» **Collected data**
■ ■ ■
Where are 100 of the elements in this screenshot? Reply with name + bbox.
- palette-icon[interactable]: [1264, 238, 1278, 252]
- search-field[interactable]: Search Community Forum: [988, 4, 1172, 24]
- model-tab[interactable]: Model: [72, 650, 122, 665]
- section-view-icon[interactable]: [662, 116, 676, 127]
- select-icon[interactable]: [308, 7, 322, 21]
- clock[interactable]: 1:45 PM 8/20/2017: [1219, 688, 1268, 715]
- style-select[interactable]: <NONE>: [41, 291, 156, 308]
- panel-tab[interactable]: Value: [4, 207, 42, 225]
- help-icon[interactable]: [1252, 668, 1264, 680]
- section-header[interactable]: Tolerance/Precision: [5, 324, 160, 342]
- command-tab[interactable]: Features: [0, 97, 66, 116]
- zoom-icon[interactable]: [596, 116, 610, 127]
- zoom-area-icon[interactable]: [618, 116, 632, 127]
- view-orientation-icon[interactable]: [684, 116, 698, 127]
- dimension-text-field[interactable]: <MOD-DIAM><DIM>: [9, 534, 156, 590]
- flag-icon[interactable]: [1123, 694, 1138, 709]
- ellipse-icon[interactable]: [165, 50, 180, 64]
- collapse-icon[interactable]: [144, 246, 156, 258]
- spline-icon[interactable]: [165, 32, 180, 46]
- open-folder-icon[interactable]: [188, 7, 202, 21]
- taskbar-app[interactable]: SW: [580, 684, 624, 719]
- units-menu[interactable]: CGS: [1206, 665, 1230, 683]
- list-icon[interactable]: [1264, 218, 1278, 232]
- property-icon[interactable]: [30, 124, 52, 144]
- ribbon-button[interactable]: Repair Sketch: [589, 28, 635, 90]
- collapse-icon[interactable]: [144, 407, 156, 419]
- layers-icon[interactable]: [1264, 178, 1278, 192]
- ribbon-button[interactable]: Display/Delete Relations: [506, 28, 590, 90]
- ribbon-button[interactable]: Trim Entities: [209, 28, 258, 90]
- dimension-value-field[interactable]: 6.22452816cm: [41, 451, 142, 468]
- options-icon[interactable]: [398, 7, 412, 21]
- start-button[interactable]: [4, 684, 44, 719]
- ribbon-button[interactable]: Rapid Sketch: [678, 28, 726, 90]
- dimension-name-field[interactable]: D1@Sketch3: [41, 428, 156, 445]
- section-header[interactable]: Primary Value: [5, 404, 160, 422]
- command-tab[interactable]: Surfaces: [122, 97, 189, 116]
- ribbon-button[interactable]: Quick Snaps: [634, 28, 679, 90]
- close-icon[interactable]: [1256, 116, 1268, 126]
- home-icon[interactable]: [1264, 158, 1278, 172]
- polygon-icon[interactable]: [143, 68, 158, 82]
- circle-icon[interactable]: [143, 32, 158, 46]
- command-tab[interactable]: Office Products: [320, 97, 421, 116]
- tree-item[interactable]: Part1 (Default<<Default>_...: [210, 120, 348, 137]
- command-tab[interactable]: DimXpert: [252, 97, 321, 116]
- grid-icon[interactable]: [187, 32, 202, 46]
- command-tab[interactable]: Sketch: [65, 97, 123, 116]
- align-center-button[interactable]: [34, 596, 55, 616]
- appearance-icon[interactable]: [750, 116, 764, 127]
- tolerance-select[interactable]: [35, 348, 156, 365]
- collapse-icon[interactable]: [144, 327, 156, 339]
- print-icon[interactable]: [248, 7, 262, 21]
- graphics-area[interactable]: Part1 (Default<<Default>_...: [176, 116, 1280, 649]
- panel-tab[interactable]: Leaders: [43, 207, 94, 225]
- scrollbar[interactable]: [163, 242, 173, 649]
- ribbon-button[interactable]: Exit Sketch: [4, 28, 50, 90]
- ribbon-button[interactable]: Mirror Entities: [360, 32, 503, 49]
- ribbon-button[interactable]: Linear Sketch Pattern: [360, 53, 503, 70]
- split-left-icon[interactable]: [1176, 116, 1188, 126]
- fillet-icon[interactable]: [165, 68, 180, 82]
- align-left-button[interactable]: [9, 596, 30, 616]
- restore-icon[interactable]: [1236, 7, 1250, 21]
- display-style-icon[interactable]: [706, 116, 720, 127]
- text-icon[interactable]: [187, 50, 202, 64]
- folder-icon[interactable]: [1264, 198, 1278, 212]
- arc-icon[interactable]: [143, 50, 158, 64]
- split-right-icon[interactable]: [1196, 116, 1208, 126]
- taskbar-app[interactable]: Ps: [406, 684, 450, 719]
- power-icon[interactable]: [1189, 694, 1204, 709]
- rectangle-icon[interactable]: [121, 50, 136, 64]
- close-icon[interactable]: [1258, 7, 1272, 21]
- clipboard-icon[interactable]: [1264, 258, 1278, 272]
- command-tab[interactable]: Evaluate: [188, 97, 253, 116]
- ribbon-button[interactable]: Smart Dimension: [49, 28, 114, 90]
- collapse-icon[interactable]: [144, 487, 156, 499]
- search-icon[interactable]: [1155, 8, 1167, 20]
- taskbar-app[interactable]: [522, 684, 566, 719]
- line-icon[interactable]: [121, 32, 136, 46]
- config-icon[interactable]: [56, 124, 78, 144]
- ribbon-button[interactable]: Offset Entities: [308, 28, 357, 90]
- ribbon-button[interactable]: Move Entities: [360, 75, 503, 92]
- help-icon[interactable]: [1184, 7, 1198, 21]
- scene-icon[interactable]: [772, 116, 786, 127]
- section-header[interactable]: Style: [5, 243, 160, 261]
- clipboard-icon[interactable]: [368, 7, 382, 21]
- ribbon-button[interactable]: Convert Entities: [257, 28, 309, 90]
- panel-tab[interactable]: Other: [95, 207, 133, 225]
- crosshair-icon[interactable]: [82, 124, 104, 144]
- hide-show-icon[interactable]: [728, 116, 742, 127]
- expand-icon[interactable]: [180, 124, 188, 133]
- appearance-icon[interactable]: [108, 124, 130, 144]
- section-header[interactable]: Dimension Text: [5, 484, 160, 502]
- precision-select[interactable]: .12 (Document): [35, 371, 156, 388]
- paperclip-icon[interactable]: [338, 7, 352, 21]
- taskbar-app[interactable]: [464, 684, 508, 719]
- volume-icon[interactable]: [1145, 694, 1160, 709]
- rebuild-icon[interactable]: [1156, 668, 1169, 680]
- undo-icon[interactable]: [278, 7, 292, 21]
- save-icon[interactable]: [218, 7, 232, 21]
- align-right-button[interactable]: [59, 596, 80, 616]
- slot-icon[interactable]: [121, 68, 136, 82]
■ ■ ■
» **Exercise description**
Please output the data as a Markdown table with columns named Row and Line, starting at the first line and going on through the line with "- view-orientation-icon[interactable]: [684, 116, 698, 127]". Include only those lines and omit any blank ones.

» **Task solution**
| Row | Line |
|---|---|
| 1 | Where are 100 of the elements in this screenshot? Reply with name + bbox. |
| 2 | - palette-icon[interactable]: [1264, 238, 1278, 252] |
| 3 | - search-field[interactable]: Search Community Forum: [988, 4, 1172, 24] |
| 4 | - model-tab[interactable]: Model: [72, 650, 122, 665] |
| 5 | - section-view-icon[interactable]: [662, 116, 676, 127] |
| 6 | - select-icon[interactable]: [308, 7, 322, 21] |
| 7 | - clock[interactable]: 1:45 PM 8/20/2017: [1219, 688, 1268, 715] |
| 8 | - style-select[interactable]: <NONE>: [41, 291, 156, 308] |
| 9 | - panel-tab[interactable]: Value: [4, 207, 42, 225] |
| 10 | - help-icon[interactable]: [1252, 668, 1264, 680] |
| 11 | - section-header[interactable]: Tolerance/Precision: [5, 324, 160, 342] |
| 12 | - command-tab[interactable]: Features: [0, 97, 66, 116] |
| 13 | - zoom-icon[interactable]: [596, 116, 610, 127] |
| 14 | - zoom-area-icon[interactable]: [618, 116, 632, 127] |
| 15 | - view-orientation-icon[interactable]: [684, 116, 698, 127] |